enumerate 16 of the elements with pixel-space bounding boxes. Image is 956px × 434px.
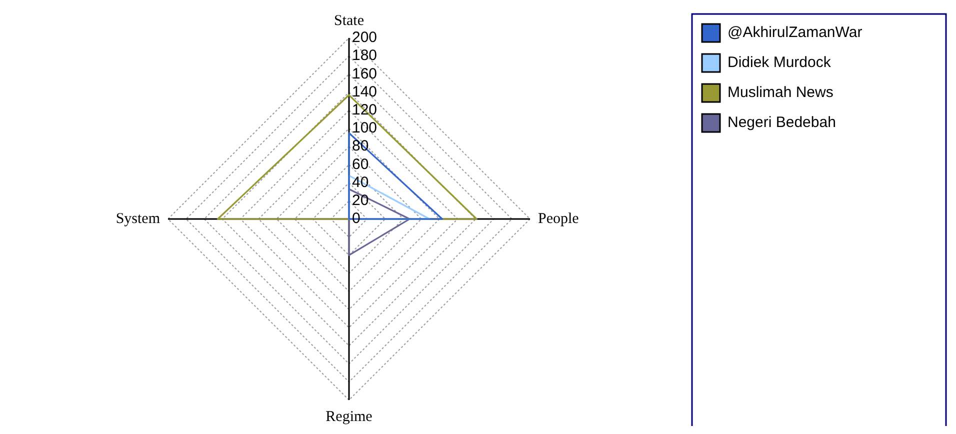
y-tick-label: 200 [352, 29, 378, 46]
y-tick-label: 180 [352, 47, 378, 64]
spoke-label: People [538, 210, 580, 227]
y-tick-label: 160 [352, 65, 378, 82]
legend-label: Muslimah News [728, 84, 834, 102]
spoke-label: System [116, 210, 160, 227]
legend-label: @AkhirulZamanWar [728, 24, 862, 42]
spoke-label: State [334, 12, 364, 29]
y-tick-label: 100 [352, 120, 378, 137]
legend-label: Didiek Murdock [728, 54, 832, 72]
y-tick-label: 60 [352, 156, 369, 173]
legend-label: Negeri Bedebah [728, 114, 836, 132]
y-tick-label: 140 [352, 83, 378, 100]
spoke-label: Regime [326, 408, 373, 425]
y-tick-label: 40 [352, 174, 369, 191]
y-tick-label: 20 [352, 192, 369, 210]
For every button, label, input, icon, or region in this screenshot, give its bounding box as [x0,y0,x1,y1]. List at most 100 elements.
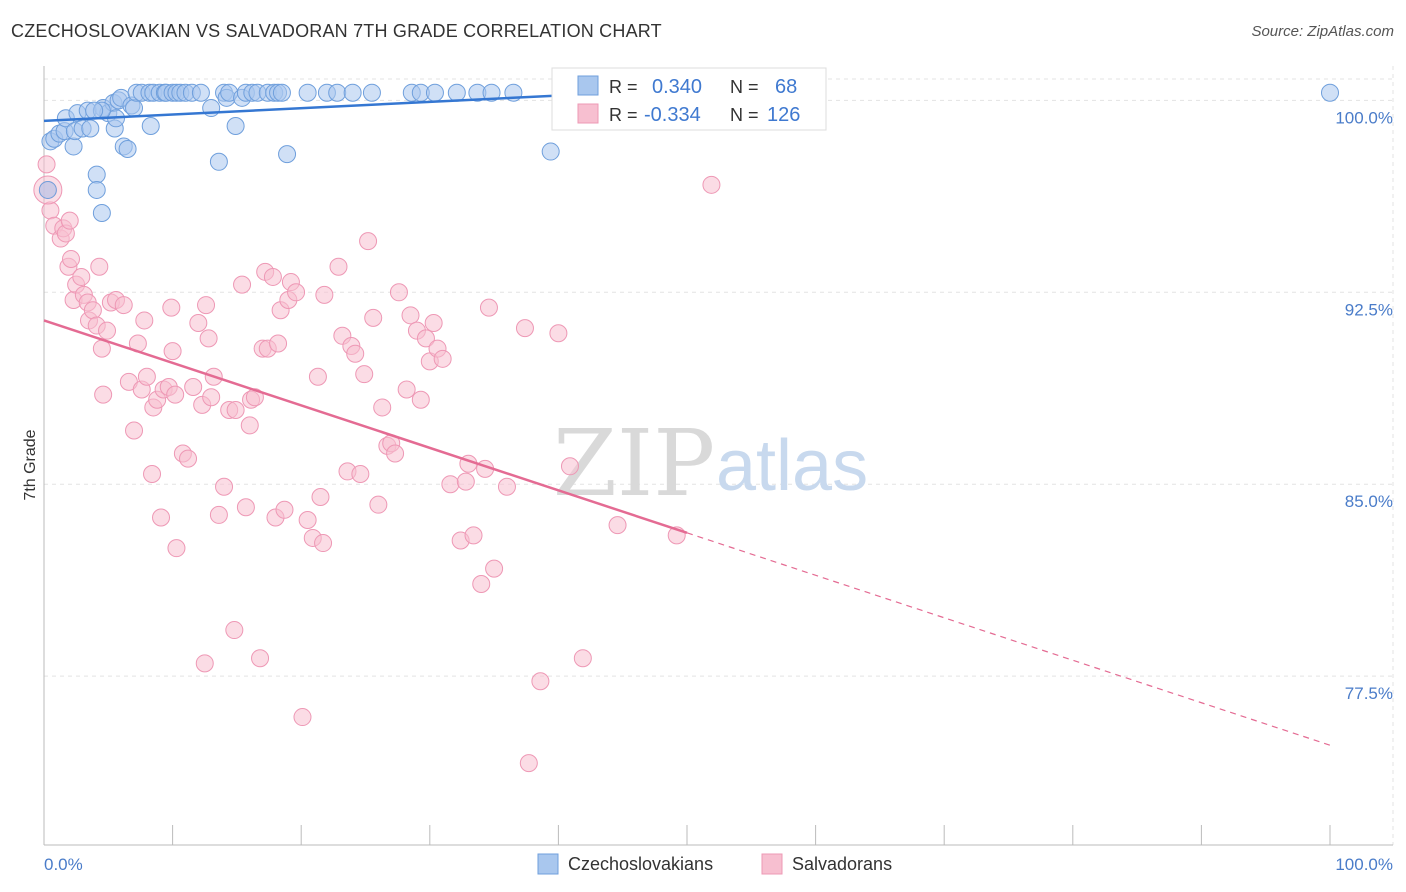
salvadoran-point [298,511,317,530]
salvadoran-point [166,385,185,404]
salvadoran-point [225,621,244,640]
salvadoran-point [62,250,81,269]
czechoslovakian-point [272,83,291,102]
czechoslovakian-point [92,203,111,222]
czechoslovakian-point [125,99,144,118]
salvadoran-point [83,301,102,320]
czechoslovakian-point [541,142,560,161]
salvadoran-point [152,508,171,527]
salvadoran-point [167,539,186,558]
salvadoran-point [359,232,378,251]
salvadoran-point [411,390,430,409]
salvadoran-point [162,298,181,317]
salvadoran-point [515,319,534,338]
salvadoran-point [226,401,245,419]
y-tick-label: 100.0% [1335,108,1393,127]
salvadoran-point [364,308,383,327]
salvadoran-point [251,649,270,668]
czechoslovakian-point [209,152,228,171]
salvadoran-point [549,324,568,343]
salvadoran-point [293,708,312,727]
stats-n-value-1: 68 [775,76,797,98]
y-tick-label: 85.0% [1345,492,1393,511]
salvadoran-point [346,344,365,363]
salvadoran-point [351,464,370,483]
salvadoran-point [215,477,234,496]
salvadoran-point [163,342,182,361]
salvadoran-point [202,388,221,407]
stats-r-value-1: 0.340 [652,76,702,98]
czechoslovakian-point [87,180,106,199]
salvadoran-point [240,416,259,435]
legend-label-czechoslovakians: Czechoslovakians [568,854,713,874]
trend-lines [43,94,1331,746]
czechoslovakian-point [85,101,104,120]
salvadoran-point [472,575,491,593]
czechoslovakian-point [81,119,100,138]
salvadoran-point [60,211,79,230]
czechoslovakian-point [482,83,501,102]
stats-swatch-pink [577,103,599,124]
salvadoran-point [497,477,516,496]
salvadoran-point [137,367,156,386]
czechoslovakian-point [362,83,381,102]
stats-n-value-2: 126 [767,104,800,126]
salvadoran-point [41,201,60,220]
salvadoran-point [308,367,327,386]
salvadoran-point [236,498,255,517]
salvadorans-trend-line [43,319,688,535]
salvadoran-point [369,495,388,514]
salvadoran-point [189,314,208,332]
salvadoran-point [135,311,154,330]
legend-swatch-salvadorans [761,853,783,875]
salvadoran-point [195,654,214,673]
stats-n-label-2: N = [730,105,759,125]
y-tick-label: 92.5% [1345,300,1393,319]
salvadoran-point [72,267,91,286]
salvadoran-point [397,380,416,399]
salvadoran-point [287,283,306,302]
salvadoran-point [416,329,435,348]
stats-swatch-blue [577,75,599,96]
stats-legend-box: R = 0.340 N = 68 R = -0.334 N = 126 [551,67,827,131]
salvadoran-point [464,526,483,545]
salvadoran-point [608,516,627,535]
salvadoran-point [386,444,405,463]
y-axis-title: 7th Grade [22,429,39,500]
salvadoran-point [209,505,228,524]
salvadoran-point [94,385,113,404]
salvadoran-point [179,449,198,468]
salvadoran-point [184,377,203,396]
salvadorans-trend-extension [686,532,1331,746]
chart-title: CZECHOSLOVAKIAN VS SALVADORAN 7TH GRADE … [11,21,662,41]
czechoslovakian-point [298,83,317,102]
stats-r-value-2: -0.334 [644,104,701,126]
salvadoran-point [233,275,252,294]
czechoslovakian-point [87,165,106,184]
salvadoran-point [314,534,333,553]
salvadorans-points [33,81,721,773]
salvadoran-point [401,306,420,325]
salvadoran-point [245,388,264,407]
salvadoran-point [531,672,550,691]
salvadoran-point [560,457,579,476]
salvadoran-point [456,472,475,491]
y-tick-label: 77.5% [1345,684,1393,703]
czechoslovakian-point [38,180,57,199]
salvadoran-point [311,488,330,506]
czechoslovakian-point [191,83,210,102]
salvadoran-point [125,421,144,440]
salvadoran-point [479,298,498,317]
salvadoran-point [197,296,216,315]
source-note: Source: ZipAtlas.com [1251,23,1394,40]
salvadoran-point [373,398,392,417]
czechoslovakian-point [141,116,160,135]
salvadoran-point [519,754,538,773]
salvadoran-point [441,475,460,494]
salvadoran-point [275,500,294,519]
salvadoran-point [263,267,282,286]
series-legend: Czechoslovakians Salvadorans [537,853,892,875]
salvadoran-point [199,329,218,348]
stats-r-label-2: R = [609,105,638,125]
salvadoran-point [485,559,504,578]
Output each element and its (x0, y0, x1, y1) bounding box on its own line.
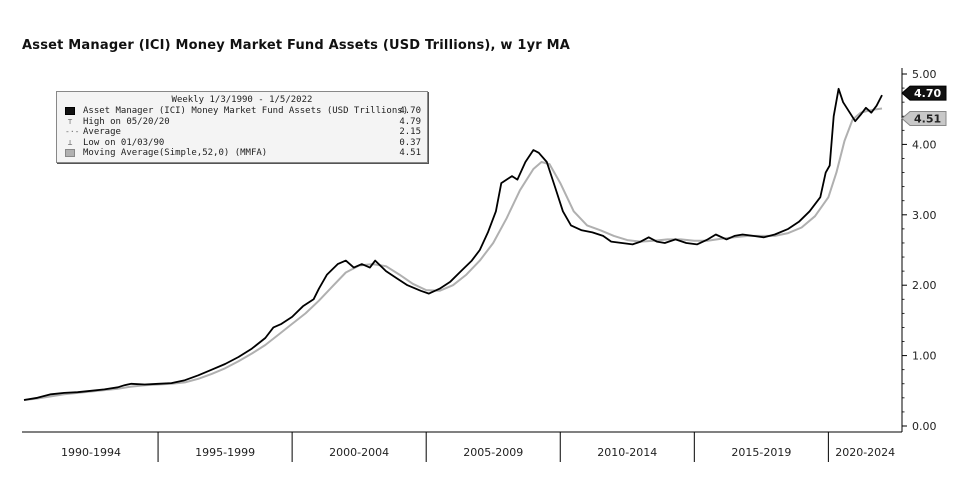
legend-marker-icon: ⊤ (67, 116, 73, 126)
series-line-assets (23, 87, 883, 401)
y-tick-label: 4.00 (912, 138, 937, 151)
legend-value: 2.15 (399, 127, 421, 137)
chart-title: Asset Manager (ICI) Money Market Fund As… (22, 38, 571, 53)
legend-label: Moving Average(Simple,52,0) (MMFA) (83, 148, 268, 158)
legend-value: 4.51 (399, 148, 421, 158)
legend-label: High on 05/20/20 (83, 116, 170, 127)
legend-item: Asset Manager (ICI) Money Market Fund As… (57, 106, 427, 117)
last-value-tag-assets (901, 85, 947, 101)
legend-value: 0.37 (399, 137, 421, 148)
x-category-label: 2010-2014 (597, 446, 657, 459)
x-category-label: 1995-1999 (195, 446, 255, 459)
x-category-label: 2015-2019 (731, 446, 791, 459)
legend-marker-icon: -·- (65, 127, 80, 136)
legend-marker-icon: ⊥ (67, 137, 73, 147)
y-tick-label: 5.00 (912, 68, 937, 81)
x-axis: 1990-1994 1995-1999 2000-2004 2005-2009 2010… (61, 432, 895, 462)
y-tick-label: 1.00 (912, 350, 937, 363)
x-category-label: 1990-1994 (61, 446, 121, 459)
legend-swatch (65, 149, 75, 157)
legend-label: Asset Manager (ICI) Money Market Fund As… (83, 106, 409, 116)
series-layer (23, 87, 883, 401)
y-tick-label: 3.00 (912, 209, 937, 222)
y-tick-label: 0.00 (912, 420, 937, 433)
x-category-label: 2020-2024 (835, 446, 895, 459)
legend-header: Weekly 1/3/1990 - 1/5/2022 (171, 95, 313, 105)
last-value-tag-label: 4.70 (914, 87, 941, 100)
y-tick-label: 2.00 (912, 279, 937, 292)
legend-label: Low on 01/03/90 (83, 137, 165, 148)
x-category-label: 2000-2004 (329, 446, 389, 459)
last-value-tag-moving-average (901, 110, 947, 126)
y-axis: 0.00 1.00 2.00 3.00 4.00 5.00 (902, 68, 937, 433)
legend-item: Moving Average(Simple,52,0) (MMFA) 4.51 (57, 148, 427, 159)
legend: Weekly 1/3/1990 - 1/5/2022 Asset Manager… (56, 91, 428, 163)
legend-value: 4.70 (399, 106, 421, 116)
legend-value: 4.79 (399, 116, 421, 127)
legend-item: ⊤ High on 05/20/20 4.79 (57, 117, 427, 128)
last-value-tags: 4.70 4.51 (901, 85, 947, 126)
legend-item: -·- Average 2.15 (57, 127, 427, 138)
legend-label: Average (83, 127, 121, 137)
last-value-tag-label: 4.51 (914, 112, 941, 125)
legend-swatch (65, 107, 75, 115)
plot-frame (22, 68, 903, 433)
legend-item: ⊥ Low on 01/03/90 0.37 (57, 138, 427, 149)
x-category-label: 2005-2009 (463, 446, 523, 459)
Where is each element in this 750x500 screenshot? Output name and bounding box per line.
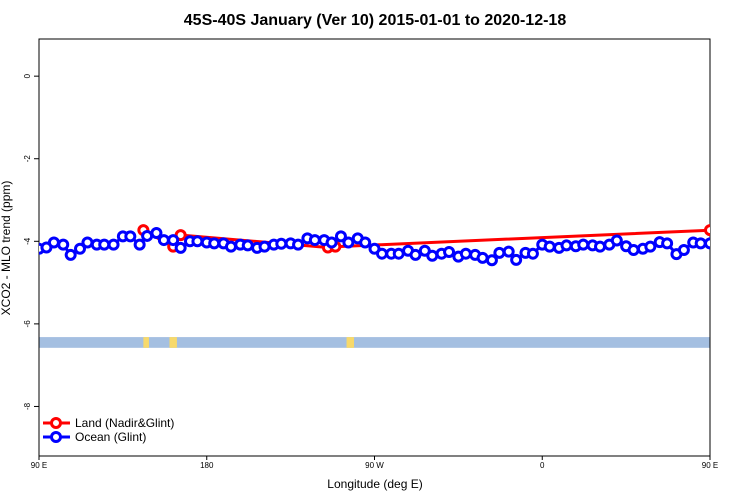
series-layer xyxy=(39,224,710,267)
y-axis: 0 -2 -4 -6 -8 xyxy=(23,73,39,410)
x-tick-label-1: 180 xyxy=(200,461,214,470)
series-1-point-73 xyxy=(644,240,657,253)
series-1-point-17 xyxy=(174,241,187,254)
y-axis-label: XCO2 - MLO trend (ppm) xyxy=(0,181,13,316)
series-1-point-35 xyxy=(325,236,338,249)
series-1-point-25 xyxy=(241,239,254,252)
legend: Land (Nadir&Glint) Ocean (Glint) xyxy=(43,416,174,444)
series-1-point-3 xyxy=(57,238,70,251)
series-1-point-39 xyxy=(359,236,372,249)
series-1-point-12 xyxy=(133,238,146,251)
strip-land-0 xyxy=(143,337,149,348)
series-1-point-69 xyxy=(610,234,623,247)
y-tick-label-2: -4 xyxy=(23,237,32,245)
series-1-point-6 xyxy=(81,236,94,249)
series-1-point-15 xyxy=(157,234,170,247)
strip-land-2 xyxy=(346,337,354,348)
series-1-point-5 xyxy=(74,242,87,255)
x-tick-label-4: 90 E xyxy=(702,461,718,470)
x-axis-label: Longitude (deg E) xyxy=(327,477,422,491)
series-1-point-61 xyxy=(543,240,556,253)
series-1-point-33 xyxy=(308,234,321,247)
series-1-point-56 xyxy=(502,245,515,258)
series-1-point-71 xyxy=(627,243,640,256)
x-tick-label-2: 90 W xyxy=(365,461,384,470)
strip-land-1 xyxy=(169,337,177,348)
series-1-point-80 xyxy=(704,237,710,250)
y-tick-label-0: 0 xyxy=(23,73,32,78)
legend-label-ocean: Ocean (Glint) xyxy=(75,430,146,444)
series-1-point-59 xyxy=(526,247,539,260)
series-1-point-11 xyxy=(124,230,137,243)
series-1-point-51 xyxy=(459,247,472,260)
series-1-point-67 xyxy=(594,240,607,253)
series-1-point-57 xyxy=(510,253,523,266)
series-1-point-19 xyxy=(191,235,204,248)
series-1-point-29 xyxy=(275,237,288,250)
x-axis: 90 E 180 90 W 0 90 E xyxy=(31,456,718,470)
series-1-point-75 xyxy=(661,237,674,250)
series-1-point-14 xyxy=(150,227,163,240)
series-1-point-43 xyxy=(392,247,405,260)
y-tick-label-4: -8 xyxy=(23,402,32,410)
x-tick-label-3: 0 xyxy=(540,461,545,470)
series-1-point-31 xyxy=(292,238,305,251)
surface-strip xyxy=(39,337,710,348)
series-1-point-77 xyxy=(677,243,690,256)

--------

### Exercise
Copy the items word for word, starting at the beginning of the items and ending with the line that contains "For every button, label, input, icon, or", including both ends. Leave the pictures out of your copy.

### Reply to the exercise
enumerate 16 of the elements with pixel-space bounding boxes. Image is 956px × 434px.
y-tick-label: 200 [352, 29, 378, 46]
y-tick-label: 180 [352, 47, 378, 64]
spoke-label: People [538, 210, 580, 227]
y-tick-label: 160 [352, 65, 378, 82]
legend-label: Muslimah News [728, 84, 834, 102]
spoke-label: System [116, 210, 160, 227]
legend-label: @AkhirulZamanWar [728, 24, 862, 42]
spoke-label: State [334, 12, 364, 29]
y-tick-label: 100 [352, 120, 378, 137]
legend-label: Didiek Murdock [728, 54, 832, 72]
y-tick-label: 60 [352, 156, 369, 173]
legend-label: Negeri Bedebah [728, 114, 836, 132]
y-tick-label: 140 [352, 83, 378, 100]
spoke-label: Regime [326, 408, 373, 425]
y-tick-label: 40 [352, 174, 369, 191]
y-tick-label: 20 [352, 192, 369, 210]
For every button, label, input, icon, or region in this screenshot, give its bounding box as [x0,y0,x1,y1]. List at most 100 elements.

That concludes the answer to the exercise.